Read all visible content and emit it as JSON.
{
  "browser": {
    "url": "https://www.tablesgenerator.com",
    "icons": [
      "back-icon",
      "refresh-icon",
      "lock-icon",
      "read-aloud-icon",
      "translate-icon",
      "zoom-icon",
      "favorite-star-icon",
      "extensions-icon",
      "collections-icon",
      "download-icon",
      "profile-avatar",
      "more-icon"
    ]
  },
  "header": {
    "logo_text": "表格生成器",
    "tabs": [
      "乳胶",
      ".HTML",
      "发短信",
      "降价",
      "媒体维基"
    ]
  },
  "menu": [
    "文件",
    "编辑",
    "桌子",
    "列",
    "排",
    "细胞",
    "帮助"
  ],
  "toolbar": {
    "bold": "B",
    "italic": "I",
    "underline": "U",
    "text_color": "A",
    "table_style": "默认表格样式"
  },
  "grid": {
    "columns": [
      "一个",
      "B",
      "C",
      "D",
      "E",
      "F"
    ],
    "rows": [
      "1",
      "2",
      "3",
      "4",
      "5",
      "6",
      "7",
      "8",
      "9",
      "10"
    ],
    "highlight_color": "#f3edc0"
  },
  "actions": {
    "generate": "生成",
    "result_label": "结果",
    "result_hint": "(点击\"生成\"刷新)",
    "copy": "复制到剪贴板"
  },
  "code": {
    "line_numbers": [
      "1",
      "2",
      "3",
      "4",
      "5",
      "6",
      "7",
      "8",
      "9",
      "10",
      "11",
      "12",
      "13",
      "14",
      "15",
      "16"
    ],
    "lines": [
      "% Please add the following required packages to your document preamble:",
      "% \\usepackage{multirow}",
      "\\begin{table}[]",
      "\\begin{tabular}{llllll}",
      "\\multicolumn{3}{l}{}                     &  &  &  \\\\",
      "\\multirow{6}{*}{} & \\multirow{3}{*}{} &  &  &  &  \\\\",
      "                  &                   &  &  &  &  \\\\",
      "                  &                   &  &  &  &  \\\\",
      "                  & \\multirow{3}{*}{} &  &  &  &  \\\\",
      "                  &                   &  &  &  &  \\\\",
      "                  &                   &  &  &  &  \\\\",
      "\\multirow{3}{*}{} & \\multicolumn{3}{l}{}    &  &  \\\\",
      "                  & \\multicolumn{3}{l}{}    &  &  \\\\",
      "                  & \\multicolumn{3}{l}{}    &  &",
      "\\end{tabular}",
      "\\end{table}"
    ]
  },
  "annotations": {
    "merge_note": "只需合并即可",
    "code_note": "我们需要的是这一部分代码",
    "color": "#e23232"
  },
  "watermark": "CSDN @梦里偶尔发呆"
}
***
Work to do
Pull out every line of the entries that includes the word "multicolumn".

Solution to this problem
      "\\multicolumn{3}{l}{}                     &  &  &  \\\\",
      "\\multirow{3}{*}{} & \\multicolumn{3}{l}{}    &  &  \\\\",
      "                  & \\multicolumn{3}{l}{}    &  &  \\\\",
      "                  & \\multicolumn{3}{l}{}    &  &",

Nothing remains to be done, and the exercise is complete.